### Given records
^^^^^^^^

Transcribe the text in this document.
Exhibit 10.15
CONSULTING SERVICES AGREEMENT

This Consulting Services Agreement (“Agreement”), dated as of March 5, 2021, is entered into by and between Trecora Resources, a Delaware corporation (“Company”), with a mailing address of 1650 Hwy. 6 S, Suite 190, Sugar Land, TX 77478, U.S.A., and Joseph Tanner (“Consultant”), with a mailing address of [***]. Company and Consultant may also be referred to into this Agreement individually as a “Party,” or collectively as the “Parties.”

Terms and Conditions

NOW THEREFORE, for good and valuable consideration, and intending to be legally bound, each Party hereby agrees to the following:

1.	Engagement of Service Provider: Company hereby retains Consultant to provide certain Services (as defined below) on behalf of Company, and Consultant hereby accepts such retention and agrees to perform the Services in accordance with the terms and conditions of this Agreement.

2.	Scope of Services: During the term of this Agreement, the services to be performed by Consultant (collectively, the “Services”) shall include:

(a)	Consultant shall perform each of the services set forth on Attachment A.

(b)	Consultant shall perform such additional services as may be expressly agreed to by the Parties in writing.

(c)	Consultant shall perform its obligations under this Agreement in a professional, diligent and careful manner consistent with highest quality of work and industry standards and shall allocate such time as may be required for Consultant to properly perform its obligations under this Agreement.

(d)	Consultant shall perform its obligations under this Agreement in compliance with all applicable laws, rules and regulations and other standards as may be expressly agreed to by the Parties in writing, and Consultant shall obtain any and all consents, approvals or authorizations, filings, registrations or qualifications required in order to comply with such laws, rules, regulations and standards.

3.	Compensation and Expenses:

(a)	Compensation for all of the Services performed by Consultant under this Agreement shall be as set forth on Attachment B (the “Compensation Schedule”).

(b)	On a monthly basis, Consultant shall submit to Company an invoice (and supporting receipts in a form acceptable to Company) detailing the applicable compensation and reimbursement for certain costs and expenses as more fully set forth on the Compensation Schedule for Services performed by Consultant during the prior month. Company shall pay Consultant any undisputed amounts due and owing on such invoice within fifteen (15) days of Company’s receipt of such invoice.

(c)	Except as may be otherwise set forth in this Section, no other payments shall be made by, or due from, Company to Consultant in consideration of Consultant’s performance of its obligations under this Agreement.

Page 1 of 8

^^^^^^^^

### Exercise instructions
Look through the entries and return every line where "Attachment" appears.

### Exercise solution
(a)	Consultant shall perform each of the services set forth on Attachment A.
(a)	Compensation for all of the Services performed by Consultant under this Agreement shall be as set forth on Attachment B (the “Compensation Schedule”).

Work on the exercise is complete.